_Given request A_
Summarize the abstract on investment, earnings and dividends in two sentences.
_Given request B_
According to the abstract on investment, earnings and dividends, what results does the firm-level VAR yield? List them all.

##### Passage given

The purpose of this paper is to examine the dynamic relationships among investment, earnings and dividends for US firms. The sample period is 1950-2006.

Design/methodology/approach

The authors use a firm-level vector auto-regression (VAR) framework to examine the firm-level dynamics among investment, earnings and dividends. The firm-level VAR yields Granger causality results, impulse response functions, and variance decompositions characterizing the dynamics of these three variables at the firm level.

Findings

For the average firm in the sample, Miller and Modigliani dividend policy irrelevance is not supported, even in the long run; the shocks to dividends do have long-run consequences for investment and vice versa. Dividend changes are an ineffective signal of future earnings in both the short and long-term. The cost of an increased dividend is on average an immediate decrease of $3 in investment for every dollar increase in dividends and the effect is persistent up to six years after the increase in dividends.

##########
##### Provided records

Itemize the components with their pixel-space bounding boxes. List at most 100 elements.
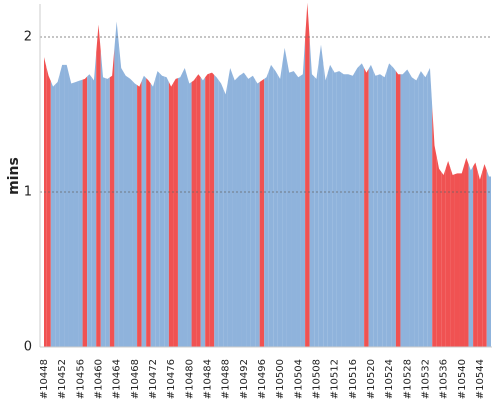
area-segment (100, 50, 106, 347)
area-segment (273, 68, 278, 347)
area-segment (182, 68, 188, 347)
area-segment (441, 167, 446, 347)
area-segment (482, 164, 487, 347)
area-segment (432, 106, 437, 347)
area-segment (68, 74, 74, 347)
area-segment (277, 63, 283, 347)
area-segment (386, 63, 392, 347)
area-segment (400, 71, 405, 347)
x-tick-label: #10496 (257, 359, 268, 399)
x-tick-label: #10504 (293, 359, 304, 399)
x-tick-label: #10452 (57, 359, 68, 399)
x-tick-label: #10448 (39, 359, 50, 399)
area-segment (118, 44, 124, 347)
x-tick-label: #10476 (166, 359, 177, 399)
area-segment (73, 81, 79, 348)
area-segment (364, 68, 369, 347)
area-segment (91, 52, 97, 347)
area-segment (423, 72, 428, 348)
area-segment (55, 73, 60, 348)
area-segment (137, 81, 142, 348)
x-tick-label: #10464 (112, 359, 123, 399)
x-tick-label: #10532 (420, 359, 431, 399)
area-segment (436, 157, 442, 347)
x-tick-label: #10468 (130, 359, 141, 399)
area-segment (59, 64, 65, 348)
x-tick-label: #10460 (93, 359, 104, 399)
y-axis-label: mins (6, 157, 22, 195)
area-segment (264, 71, 269, 347)
area-segment (205, 73, 210, 348)
area-segment (377, 74, 383, 347)
area-segment (259, 78, 265, 347)
area-segment (146, 78, 151, 347)
x-tick-label: #10512 (330, 359, 341, 399)
area-segment (128, 77, 133, 348)
area-segment (250, 75, 256, 347)
area-segment (87, 74, 92, 347)
area-segment (46, 66, 51, 347)
area-segment (173, 78, 178, 347)
area-segment (355, 65, 360, 348)
y-tick-label: 1 (24, 185, 32, 200)
x-tick-label: #10484 (202, 359, 213, 399)
area-segment (332, 68, 337, 348)
area-segment (109, 48, 115, 347)
x-tick-label: #10536 (439, 359, 450, 399)
area-segment (477, 171, 483, 347)
area-segment (414, 75, 419, 347)
area-segment (318, 44, 324, 347)
area-segment (214, 74, 219, 347)
area-segment (282, 47, 287, 347)
area-segment (132, 81, 138, 348)
area-segment (468, 164, 474, 347)
area-segment (373, 70, 378, 347)
x-tick-label: #10488 (221, 359, 232, 399)
area-segment (391, 65, 396, 348)
area-segment (64, 64, 69, 348)
area-segment (44, 57, 47, 348)
x-tick-label: #10472 (148, 359, 159, 399)
area-segment (232, 74, 237, 347)
area-segment (395, 71, 401, 347)
area-segment (159, 73, 165, 348)
area-segment (155, 71, 160, 347)
area-segment (168, 81, 174, 347)
area-segment (314, 61, 319, 348)
area-segment (445, 161, 451, 347)
area-segment (382, 70, 387, 347)
area-segment (427, 68, 433, 347)
area-segment (196, 74, 201, 347)
area-segment (473, 162, 478, 347)
area-segment (464, 157, 469, 347)
area-segment (486, 170, 491, 347)
area-segment (141, 75, 147, 347)
x-tick-label: #10516 (348, 359, 359, 399)
area-segment (82, 76, 88, 348)
x-tick-label: #10544 (475, 359, 486, 399)
area-segment (450, 167, 455, 347)
area-segment (336, 71, 342, 347)
area-segment (300, 38, 306, 348)
x-tick-label: #10540 (457, 359, 468, 399)
area-segment (209, 72, 215, 348)
x-tick-label: #10480 (184, 359, 195, 399)
area-segment (268, 64, 274, 348)
x-tick-label: #10492 (239, 359, 250, 399)
area-segment (191, 77, 197, 348)
area-segment (246, 75, 251, 347)
area-segment (341, 72, 346, 348)
area-segment (150, 78, 156, 347)
area-segment (286, 60, 292, 347)
area-segment (105, 77, 110, 348)
area-segment (164, 76, 169, 348)
area-segment (350, 71, 356, 347)
area-segment (114, 21, 119, 347)
area-segment (291, 71, 297, 347)
area-segment (345, 74, 351, 347)
area-segment (218, 80, 224, 348)
y-tick-label: 2 (24, 30, 32, 45)
area-segment (418, 71, 424, 347)
x-tick-label: #10520 (366, 359, 377, 399)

##########

_Final result A_
Using a firm-level vector auto-regression on US firms from 1950 to 2006, the authors examine the dynamic relationships among investment, earnings and dividends. For the average firm, Miller and Modigliani dividend policy irrelevance is not supported, dividend changes are an ineffective signal of future earnings, and each dollar of added dividends reduces investment immediately by $3 on average, with the effect persisting up to six years.

_Final result B_
- Granger causality results
- Impulse response functions
- Variance decompositions